> _Problem_:
List each line in which the string "ffffff" appears.

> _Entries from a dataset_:
+ + + + +

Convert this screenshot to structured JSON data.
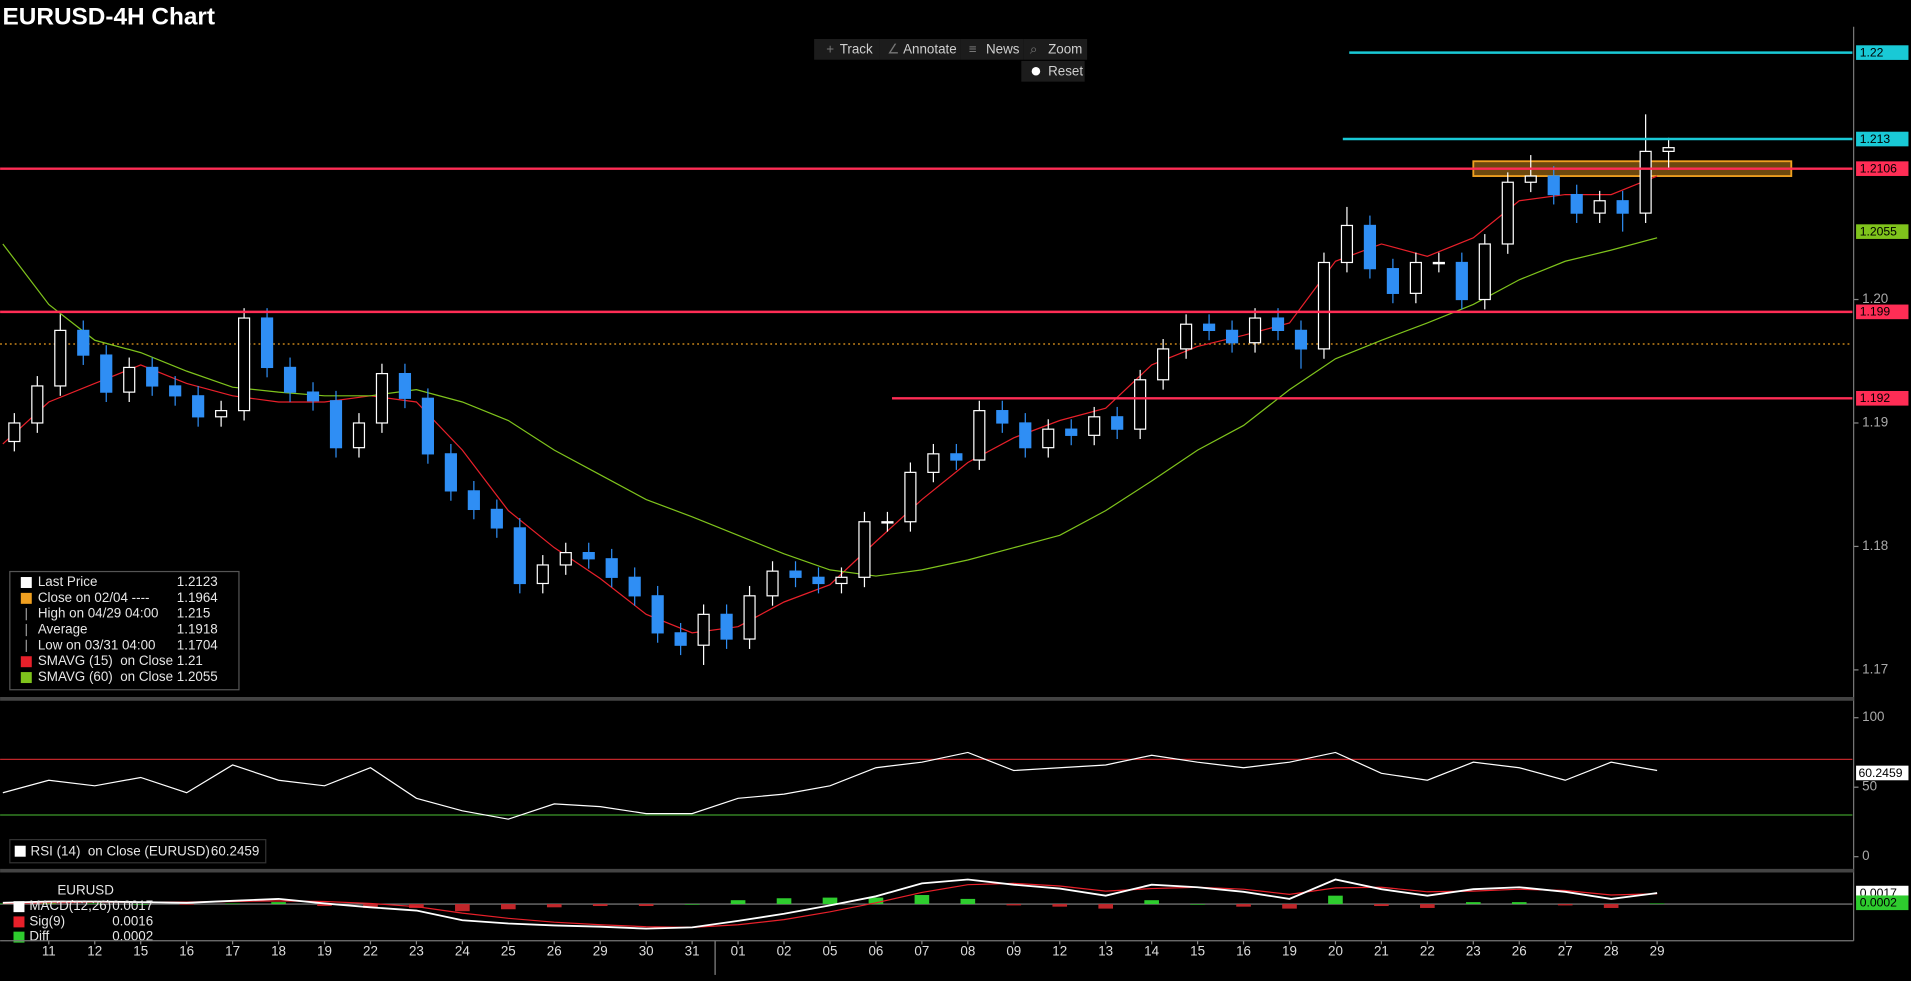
{
  "header": {
    "title": "EURUSD-4H Chart"
  },
  "toolbar": [
    "Track",
    "Annotate",
    "News",
    "Zoom",
    "Reset"
  ],
  "chart_data": [
    {
      "type": "candlestick",
      "categories": [
        "11",
        "12",
        "15",
        "16",
        "17",
        "18",
        "19",
        "22",
        "23",
        "24",
        "25",
        "26",
        "29",
        "30",
        "31",
        "01",
        "02",
        "05",
        "06",
        "07",
        "08",
        "09",
        "12",
        "13",
        "14",
        "15",
        "16",
        "19",
        "20",
        "21",
        "22",
        "23",
        "26",
        "27",
        "28",
        "29"
      ],
      "xlim": [
        -1.06,
        39.25
      ],
      "ylim": [
        1.1678,
        1.2213
      ],
      "yticks": [
        1.17,
        1.18,
        1.19,
        {
          "value": 1.2,
          "label": "1.20"
        }
      ],
      "candles": {
        "up_color": "#ffffff",
        "down_color": "#2f8ef4",
        "x": [
          -0.75,
          -0.25,
          0.25,
          0.75,
          1.25,
          1.75,
          2.25,
          2.75,
          3.25,
          3.75,
          4.25,
          4.75,
          5.25,
          5.75,
          6.25,
          6.75,
          7.25,
          7.75,
          8.25,
          8.75,
          9.25,
          9.75,
          10.25,
          10.75,
          11.25,
          11.75,
          12.25,
          12.75,
          13.25,
          13.75,
          14.25,
          14.75,
          15.25,
          15.75,
          16.25,
          16.75,
          17.25,
          17.75,
          18.25,
          18.75,
          19.25,
          19.75,
          20.25,
          20.75,
          21.25,
          21.75,
          22.25,
          22.75,
          23.25,
          23.75,
          24.25,
          24.75,
          25.25,
          25.75,
          26.25,
          26.75,
          27.25,
          27.75,
          28.25,
          28.75,
          29.25,
          29.75,
          30.25,
          30.75,
          31.25,
          31.75,
          32.25,
          32.75,
          33.25,
          33.75,
          34.25,
          34.75,
          35.25
        ],
        "ohlc": [
          [
            1.1885,
            1.1908,
            1.1877,
            1.19
          ],
          [
            1.19,
            1.1938,
            1.1892,
            1.193
          ],
          [
            1.193,
            1.1988,
            1.1922,
            1.1975
          ],
          [
            1.1975,
            1.1983,
            1.1947,
            1.1955
          ],
          [
            1.1955,
            1.1963,
            1.1917,
            1.1925
          ],
          [
            1.1925,
            1.1953,
            1.1917,
            1.1945
          ],
          [
            1.1945,
            1.1953,
            1.1922,
            1.193
          ],
          [
            1.193,
            1.1938,
            1.1914,
            1.1922
          ],
          [
            1.1922,
            1.193,
            1.1897,
            1.1905
          ],
          [
            1.1905,
            1.1918,
            1.1897,
            1.191
          ],
          [
            1.191,
            1.1993,
            1.1902,
            1.1985
          ],
          [
            1.1985,
            1.1993,
            1.1937,
            1.1945
          ],
          [
            1.1945,
            1.1953,
            1.1917,
            1.1925
          ],
          [
            1.1925,
            1.1933,
            1.191,
            1.1918
          ],
          [
            1.1918,
            1.1926,
            1.1872,
            1.188
          ],
          [
            1.188,
            1.1908,
            1.1872,
            1.19
          ],
          [
            1.19,
            1.1948,
            1.1892,
            1.194
          ],
          [
            1.194,
            1.1948,
            1.1912,
            1.192
          ],
          [
            1.192,
            1.1928,
            1.1867,
            1.1875
          ],
          [
            1.1875,
            1.1883,
            1.1837,
            1.1845
          ],
          [
            1.1845,
            1.1853,
            1.1822,
            1.183
          ],
          [
            1.183,
            1.1838,
            1.1807,
            1.1815
          ],
          [
            1.1815,
            1.1823,
            1.1762,
            1.177
          ],
          [
            1.177,
            1.1793,
            1.1762,
            1.1785
          ],
          [
            1.1785,
            1.1803,
            1.1777,
            1.1795
          ],
          [
            1.1795,
            1.1803,
            1.1782,
            1.179
          ],
          [
            1.179,
            1.1798,
            1.1767,
            1.1775
          ],
          [
            1.1775,
            1.1783,
            1.1752,
            1.176
          ],
          [
            1.176,
            1.1768,
            1.1722,
            1.173
          ],
          [
            1.173,
            1.1738,
            1.1712,
            1.172
          ],
          [
            1.172,
            1.1753,
            1.1704,
            1.1745
          ],
          [
            1.1745,
            1.1753,
            1.1717,
            1.1725
          ],
          [
            1.1725,
            1.1768,
            1.1717,
            1.176
          ],
          [
            1.176,
            1.1788,
            1.1752,
            1.178
          ],
          [
            1.178,
            1.1788,
            1.1767,
            1.1775
          ],
          [
            1.1775,
            1.1783,
            1.1762,
            1.177
          ],
          [
            1.177,
            1.1783,
            1.1762,
            1.1775
          ],
          [
            1.1775,
            1.1828,
            1.1767,
            1.182
          ],
          [
            1.182,
            1.1828,
            1.1812,
            1.182
          ],
          [
            1.182,
            1.1868,
            1.1812,
            1.186
          ],
          [
            1.186,
            1.1883,
            1.1852,
            1.1875
          ],
          [
            1.1875,
            1.1883,
            1.1862,
            1.187
          ],
          [
            1.187,
            1.1918,
            1.1862,
            1.191
          ],
          [
            1.191,
            1.1918,
            1.1892,
            1.19
          ],
          [
            1.19,
            1.1908,
            1.1872,
            1.188
          ],
          [
            1.188,
            1.1903,
            1.1872,
            1.1895
          ],
          [
            1.1895,
            1.1903,
            1.1882,
            1.189
          ],
          [
            1.189,
            1.1913,
            1.1882,
            1.1905
          ],
          [
            1.1905,
            1.1913,
            1.1887,
            1.1895
          ],
          [
            1.1895,
            1.1943,
            1.1887,
            1.1935
          ],
          [
            1.1935,
            1.1968,
            1.1927,
            1.196
          ],
          [
            1.196,
            1.1988,
            1.1952,
            1.198
          ],
          [
            1.198,
            1.1988,
            1.1967,
            1.1975
          ],
          [
            1.1975,
            1.1983,
            1.1957,
            1.1965
          ],
          [
            1.1965,
            1.1993,
            1.1957,
            1.1985
          ],
          [
            1.1985,
            1.1993,
            1.1967,
            1.1975
          ],
          [
            1.1975,
            1.1983,
            1.1944,
            1.196
          ],
          [
            1.196,
            1.2038,
            1.1952,
            1.203
          ],
          [
            1.203,
            1.2075,
            1.2022,
            1.206
          ],
          [
            1.206,
            1.2068,
            1.2017,
            1.2025
          ],
          [
            1.2025,
            1.2033,
            1.1997,
            1.2005
          ],
          [
            1.2005,
            1.2038,
            1.1997,
            1.203
          ],
          [
            1.203,
            1.2038,
            1.2022,
            1.203
          ],
          [
            1.203,
            1.2038,
            1.1992,
            1.2
          ],
          [
            1.2,
            1.2053,
            1.1992,
            1.2045
          ],
          [
            1.2045,
            1.2103,
            1.2037,
            1.2095
          ],
          [
            1.2095,
            1.2117,
            1.2087,
            1.21
          ],
          [
            1.21,
            1.2108,
            1.2077,
            1.2085
          ],
          [
            1.2085,
            1.2093,
            1.2062,
            1.207
          ],
          [
            1.207,
            1.2088,
            1.2062,
            1.208
          ],
          [
            1.208,
            1.2088,
            1.2055,
            1.207
          ],
          [
            1.207,
            1.215,
            1.2062,
            1.212
          ],
          [
            1.212,
            1.2131,
            1.2105,
            1.2123
          ]
        ]
      },
      "series": [
        {
          "name": "SMAVG (15)  on Close",
          "color": "#e8202a",
          "last": 1.21,
          "x": [
            -1,
            0,
            1,
            2,
            3,
            4,
            5,
            6,
            7,
            8,
            9,
            10,
            11,
            12,
            13,
            14,
            15,
            16,
            17,
            18,
            19,
            20,
            21,
            22,
            23,
            24,
            25,
            26,
            27,
            28,
            29,
            30,
            31,
            32,
            33,
            34,
            35
          ],
          "values": [
            1.1883,
            1.1917,
            1.1932,
            1.1947,
            1.1932,
            1.1922,
            1.1917,
            1.1917,
            1.1922,
            1.1917,
            1.1878,
            1.1829,
            1.1799,
            1.1774,
            1.1745,
            1.173,
            1.1735,
            1.1755,
            1.1769,
            1.1804,
            1.1838,
            1.1868,
            1.1888,
            1.1902,
            1.1912,
            1.1947,
            1.1962,
            1.1971,
            1.1981,
            1.2031,
            1.2045,
            1.2035,
            1.205,
            1.208,
            1.2085,
            1.2085,
            1.21
          ]
        },
        {
          "name": "SMAVG (60)  on Close",
          "color": "#7fc31c",
          "last": 1.2055,
          "x": [
            -1,
            0,
            1,
            2,
            3,
            4,
            5,
            6,
            7,
            8,
            9,
            10,
            11,
            12,
            13,
            14,
            15,
            16,
            17,
            18,
            19,
            20,
            21,
            22,
            23,
            24,
            25,
            26,
            27,
            28,
            29,
            30,
            31,
            32,
            33,
            34,
            35
          ],
          "values": [
            1.2045,
            1.1996,
            1.1967,
            1.1957,
            1.1942,
            1.1929,
            1.1925,
            1.1922,
            1.1922,
            1.1927,
            1.1917,
            1.1902,
            1.1878,
            1.1858,
            1.1838,
            1.1824,
            1.1809,
            1.1794,
            1.1781,
            1.1776,
            1.1781,
            1.1789,
            1.1799,
            1.1809,
            1.1829,
            1.1853,
            1.1878,
            1.1898,
            1.1927,
            1.1952,
            1.1967,
            1.1981,
            1.1996,
            1.2016,
            1.2031,
            1.204,
            1.205
          ]
        }
      ],
      "levels": [
        {
          "value": 1.22,
          "color": "#19c9d6",
          "from": 28.3
        },
        {
          "value": 1.213,
          "color": "#19c9d6",
          "from": 28.16
        },
        {
          "value": 1.2106,
          "color": "#ff2d55"
        },
        {
          "value": 1.199,
          "color": "#ff2d55"
        },
        {
          "value": 1.192,
          "color": "#ff2d55",
          "from": 18.35
        }
      ],
      "zone": {
        "from": 31,
        "to": 37.92,
        "top": 1.2112,
        "bottom": 1.21,
        "color": "#f0a020"
      },
      "legend": [
        {
          "label": "Last Price",
          "value": 1.2123,
          "color": "#ffffff"
        },
        {
          "label": "Close on 02/04 ----",
          "value": 1.1964,
          "color": "#f0a020"
        },
        {
          "label": "High on 04/29 04:00",
          "value": 1.215
        },
        {
          "label": "Average",
          "value": 1.1918
        },
        {
          "label": "Low on 03/31 04:00",
          "value": 1.1704
        }
      ]
    },
    {
      "type": "line",
      "name": "RSI (14)  on Close (EURUSD)",
      "last": 60.2459,
      "color": "#ffffff",
      "ylim": [
        -7.9,
        109.6
      ],
      "yticks": [
        0,
        50,
        100
      ],
      "bands": [
        {
          "value": 70,
          "color": "#c0262a"
        },
        {
          "value": 30,
          "color": "#3c9a2a"
        }
      ],
      "x": [
        -1,
        0,
        1,
        2,
        3,
        4,
        5,
        6,
        7,
        8,
        9,
        10,
        11,
        12,
        13,
        14,
        15,
        16,
        17,
        18,
        19,
        20,
        21,
        22,
        23,
        24,
        25,
        26,
        27,
        28,
        29,
        30,
        31,
        32,
        33,
        34,
        35
      ],
      "values": [
        46,
        55,
        51,
        57,
        46,
        66,
        55,
        51,
        64,
        42,
        33,
        27,
        38,
        36,
        31,
        31,
        42,
        45,
        51,
        64,
        68,
        75,
        62,
        64,
        66,
        73,
        68,
        64,
        68,
        75,
        60,
        55,
        68,
        64,
        55,
        68,
        62
      ]
    },
    {
      "type": "macd",
      "title": "EURUSD",
      "ylim": [
        -0.0053,
        0.0045
      ],
      "x": [
        -1,
        0,
        1,
        2,
        3,
        4,
        5,
        6,
        7,
        8,
        9,
        10,
        11,
        12,
        13,
        14,
        15,
        16,
        17,
        18,
        19,
        20,
        21,
        22,
        23,
        24,
        25,
        26,
        27,
        28,
        29,
        30,
        31,
        32,
        33,
        34,
        35
      ],
      "series": [
        {
          "name": "MACD(12,26)",
          "last": 0.0017,
          "color": "#ffffff",
          "values": [
            0.0002,
            0.0004,
            0.0004,
            0.0003,
            0.0002,
            0.0005,
            0.0008,
            0.0001,
            -0.0005,
            -0.001,
            -0.0025,
            -0.003,
            -0.0033,
            -0.0035,
            -0.0038,
            -0.0036,
            -0.0026,
            -0.0015,
            -0.0002,
            0.0012,
            0.0032,
            0.0038,
            0.003,
            0.0024,
            0.0013,
            0.003,
            0.0026,
            0.0019,
            0.0008,
            0.0038,
            0.0023,
            0.0013,
            0.0023,
            0.0026,
            0.0019,
            0.0008,
            0.0017
          ]
        },
        {
          "name": "Sig(9)",
          "last": 0.0016,
          "color": "#e8202a",
          "values": [
            0.0001,
            0.0002,
            0.0003,
            0.0003,
            0.0003,
            0.0004,
            0.0005,
            0.0004,
            0.0001,
            -0.0004,
            -0.0014,
            -0.0022,
            -0.0028,
            -0.0032,
            -0.0035,
            -0.0036,
            -0.0032,
            -0.0024,
            -0.0012,
            0.0002,
            0.0018,
            0.003,
            0.0032,
            0.0028,
            0.002,
            0.0024,
            0.0026,
            0.0023,
            0.0015,
            0.0025,
            0.0026,
            0.0019,
            0.002,
            0.0023,
            0.0021,
            0.0014,
            0.0016
          ]
        },
        {
          "name": "Diff",
          "last": 0.0002,
          "color": "#2ecc2e",
          "values": [
            0.0001,
            0.0002,
            0.0001,
            0,
            -0.0001,
            0.0001,
            0.0003,
            -0.0003,
            -0.0006,
            -0.0006,
            -0.0011,
            -0.0008,
            -0.0005,
            -0.0003,
            -0.0003,
            0,
            0.0006,
            0.0009,
            0.001,
            0.001,
            0.0014,
            0.0008,
            -0.0002,
            -0.0004,
            -0.0007,
            0.0006,
            0,
            -0.0004,
            -0.0007,
            0.0013,
            -0.0003,
            -0.0006,
            0.0003,
            0.0003,
            -0.0002,
            -0.0006,
            0.0001
          ]
        }
      ]
    }
  ]
}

+ + + + +

> _Task response_:
        "up_color": "#ffffff",
          "color": "#ffffff"
      "color": "#ffffff",
          "color": "#ffffff",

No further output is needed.